__What to work on__. Give the number of lines in this listing that contain the word "axial", and nothing else.

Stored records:
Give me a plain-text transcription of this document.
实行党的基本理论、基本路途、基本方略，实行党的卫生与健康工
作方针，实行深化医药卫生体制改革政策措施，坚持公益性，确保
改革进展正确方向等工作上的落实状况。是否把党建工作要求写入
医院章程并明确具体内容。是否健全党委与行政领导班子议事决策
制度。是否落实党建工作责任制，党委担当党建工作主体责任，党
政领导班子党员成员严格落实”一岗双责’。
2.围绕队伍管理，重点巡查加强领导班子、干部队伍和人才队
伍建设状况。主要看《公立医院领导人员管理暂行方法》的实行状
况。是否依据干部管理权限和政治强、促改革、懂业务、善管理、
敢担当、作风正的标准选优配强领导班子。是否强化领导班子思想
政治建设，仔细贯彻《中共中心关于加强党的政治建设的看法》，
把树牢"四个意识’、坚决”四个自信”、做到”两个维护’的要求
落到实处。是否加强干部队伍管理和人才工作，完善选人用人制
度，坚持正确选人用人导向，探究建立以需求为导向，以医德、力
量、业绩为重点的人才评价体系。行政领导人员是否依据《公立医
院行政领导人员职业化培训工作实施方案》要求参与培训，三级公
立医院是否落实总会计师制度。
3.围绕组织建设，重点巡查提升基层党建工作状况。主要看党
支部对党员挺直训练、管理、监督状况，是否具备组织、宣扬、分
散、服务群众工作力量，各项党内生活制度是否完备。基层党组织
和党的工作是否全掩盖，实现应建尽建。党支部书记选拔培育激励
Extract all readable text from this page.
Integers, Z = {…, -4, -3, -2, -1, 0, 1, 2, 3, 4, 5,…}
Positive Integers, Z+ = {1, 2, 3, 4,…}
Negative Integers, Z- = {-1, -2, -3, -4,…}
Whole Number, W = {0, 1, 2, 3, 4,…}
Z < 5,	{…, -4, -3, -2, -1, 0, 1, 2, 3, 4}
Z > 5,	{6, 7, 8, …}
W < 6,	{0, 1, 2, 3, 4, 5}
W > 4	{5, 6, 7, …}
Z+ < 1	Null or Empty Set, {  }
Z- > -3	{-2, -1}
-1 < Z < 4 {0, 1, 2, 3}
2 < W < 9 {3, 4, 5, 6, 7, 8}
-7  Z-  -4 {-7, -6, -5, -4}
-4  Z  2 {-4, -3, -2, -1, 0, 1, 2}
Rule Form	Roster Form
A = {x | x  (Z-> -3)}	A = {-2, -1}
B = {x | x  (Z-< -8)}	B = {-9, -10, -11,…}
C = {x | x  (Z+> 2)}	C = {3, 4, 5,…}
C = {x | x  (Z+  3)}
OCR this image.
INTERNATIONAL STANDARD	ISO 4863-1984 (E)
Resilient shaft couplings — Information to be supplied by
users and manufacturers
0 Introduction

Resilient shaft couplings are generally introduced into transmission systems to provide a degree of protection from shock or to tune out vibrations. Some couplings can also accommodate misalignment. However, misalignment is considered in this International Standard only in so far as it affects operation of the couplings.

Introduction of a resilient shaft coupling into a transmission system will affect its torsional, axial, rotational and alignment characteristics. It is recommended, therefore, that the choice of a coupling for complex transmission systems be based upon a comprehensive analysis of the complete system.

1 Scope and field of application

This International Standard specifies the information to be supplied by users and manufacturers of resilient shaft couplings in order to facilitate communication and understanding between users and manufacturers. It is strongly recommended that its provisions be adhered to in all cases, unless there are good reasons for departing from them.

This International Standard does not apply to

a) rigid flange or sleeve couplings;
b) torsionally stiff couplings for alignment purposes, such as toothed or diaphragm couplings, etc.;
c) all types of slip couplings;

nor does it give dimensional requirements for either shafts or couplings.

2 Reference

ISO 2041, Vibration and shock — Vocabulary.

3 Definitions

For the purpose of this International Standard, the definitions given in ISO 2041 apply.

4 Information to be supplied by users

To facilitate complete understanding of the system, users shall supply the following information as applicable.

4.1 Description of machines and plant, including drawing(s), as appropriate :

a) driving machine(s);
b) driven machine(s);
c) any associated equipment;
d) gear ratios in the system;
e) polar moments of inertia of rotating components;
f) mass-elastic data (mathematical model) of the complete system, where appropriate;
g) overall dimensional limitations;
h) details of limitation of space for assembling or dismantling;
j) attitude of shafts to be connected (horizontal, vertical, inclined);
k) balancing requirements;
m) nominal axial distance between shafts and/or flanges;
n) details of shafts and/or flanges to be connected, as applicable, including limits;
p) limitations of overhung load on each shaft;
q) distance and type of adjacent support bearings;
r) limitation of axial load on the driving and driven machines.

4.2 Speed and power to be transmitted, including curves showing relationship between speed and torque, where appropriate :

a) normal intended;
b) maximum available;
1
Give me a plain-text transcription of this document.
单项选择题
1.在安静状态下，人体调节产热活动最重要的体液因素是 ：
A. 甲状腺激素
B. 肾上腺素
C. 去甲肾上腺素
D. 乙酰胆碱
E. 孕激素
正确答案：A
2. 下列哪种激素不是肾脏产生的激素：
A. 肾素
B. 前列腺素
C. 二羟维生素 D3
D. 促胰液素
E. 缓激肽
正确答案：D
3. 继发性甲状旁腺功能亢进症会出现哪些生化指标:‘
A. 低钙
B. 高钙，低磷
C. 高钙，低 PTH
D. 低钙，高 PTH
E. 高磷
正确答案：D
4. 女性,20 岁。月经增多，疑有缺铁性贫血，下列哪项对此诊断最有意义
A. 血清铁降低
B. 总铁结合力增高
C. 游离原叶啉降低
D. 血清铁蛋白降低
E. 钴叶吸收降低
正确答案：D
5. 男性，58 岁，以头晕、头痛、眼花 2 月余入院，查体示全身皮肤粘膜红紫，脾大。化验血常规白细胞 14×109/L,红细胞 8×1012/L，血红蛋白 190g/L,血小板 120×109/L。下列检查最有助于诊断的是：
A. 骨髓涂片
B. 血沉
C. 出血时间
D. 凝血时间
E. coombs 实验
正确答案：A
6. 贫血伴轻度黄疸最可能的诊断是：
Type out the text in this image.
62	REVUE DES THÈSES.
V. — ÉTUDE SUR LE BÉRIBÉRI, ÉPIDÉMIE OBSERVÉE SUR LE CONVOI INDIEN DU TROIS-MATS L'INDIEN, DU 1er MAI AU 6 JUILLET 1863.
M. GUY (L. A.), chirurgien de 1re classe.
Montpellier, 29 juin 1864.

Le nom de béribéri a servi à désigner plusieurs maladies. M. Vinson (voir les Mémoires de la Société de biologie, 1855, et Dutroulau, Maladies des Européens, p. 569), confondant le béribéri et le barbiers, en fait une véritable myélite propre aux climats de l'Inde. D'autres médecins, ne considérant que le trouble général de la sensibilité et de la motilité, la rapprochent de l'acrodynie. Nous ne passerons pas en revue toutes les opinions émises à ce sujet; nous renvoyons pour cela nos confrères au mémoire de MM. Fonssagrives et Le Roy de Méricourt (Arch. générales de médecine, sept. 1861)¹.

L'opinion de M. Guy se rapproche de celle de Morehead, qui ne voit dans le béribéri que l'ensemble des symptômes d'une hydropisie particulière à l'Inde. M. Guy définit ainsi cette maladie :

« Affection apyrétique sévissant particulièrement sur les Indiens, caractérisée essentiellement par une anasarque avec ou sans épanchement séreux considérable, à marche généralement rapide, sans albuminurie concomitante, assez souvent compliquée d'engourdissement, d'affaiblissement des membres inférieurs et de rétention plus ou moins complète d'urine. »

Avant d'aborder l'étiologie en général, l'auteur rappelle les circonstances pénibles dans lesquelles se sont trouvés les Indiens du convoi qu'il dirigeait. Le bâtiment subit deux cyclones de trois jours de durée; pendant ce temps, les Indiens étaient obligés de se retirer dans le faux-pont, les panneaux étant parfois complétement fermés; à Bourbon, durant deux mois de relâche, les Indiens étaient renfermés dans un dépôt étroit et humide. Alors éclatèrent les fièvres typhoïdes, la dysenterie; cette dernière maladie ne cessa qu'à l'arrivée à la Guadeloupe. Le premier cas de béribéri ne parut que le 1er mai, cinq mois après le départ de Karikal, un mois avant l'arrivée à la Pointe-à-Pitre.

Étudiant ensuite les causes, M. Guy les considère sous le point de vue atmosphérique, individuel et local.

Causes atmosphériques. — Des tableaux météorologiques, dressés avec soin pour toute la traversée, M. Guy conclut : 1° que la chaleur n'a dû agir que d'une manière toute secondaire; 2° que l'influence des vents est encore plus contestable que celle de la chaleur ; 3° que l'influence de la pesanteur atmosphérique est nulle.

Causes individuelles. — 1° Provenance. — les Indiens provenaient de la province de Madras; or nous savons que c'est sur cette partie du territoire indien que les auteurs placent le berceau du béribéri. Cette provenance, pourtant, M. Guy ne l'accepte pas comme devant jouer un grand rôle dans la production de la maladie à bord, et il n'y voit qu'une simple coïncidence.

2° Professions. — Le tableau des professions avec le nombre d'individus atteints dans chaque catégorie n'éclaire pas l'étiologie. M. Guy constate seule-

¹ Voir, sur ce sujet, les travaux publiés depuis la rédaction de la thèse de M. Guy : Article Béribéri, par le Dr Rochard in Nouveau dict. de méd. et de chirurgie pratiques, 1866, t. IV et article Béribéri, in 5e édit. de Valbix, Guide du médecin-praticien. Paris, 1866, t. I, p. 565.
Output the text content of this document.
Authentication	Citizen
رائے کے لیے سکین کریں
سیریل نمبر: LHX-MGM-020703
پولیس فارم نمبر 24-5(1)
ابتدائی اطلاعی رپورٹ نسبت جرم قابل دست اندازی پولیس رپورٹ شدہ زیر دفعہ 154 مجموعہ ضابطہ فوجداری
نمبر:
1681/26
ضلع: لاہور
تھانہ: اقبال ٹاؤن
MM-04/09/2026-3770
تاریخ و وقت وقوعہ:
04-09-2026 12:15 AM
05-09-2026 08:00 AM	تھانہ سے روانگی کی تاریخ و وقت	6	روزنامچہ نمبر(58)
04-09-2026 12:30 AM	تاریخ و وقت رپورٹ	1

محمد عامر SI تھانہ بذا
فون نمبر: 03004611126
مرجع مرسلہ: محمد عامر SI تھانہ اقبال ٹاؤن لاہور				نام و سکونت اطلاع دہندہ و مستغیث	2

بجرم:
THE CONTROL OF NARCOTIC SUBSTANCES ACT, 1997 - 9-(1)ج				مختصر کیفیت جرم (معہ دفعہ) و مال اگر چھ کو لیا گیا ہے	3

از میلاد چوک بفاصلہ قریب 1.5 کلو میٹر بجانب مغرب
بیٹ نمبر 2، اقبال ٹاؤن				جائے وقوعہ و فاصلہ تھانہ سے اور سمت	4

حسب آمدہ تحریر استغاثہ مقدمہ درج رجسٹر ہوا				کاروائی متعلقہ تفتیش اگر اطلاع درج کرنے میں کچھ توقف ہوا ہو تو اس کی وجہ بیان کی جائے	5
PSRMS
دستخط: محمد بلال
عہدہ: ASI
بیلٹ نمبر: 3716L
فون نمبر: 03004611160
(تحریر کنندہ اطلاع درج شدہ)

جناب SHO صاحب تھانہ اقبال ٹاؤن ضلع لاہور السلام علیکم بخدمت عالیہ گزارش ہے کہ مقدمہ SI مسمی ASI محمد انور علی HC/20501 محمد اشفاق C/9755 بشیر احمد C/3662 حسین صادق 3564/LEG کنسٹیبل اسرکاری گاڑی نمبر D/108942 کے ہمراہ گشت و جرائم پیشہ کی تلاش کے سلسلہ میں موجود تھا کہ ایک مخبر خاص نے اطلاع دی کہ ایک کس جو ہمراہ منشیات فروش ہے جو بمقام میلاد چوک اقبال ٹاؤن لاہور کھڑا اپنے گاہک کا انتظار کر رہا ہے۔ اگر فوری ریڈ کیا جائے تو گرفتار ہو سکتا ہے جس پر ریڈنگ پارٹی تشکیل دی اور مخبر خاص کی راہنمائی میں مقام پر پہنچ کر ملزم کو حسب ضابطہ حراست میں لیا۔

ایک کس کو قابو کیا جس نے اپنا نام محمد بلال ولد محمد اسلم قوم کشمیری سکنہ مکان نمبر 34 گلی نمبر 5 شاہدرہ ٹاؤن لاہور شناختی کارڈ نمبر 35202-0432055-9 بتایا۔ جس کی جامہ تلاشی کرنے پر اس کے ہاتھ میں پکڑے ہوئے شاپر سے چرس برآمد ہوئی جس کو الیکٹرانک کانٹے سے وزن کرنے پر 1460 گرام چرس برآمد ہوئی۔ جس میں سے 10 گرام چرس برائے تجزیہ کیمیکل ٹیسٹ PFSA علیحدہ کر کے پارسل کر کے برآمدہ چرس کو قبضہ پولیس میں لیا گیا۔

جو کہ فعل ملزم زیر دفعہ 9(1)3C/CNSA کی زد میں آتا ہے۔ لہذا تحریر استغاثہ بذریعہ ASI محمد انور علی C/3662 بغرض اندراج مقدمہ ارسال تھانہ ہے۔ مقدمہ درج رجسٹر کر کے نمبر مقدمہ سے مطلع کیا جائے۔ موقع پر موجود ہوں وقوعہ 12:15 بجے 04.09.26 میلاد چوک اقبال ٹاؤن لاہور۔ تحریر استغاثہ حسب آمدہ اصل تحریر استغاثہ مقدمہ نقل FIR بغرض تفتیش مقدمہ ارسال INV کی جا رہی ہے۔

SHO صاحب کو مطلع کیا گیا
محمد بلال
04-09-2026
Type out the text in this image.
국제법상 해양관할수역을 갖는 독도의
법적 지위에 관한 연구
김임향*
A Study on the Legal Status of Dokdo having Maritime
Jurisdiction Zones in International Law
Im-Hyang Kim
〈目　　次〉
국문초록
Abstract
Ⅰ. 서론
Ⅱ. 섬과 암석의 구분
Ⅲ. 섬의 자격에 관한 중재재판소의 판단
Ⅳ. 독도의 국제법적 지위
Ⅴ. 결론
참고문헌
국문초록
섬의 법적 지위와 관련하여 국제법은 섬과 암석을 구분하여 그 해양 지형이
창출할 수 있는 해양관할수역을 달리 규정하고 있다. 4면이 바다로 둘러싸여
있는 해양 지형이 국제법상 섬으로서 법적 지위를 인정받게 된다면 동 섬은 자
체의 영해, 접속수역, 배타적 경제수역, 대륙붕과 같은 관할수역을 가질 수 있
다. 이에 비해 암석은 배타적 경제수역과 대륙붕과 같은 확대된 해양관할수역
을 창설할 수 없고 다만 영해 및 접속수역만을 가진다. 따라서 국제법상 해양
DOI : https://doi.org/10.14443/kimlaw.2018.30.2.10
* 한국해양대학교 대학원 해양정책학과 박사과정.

__Task solution__. 3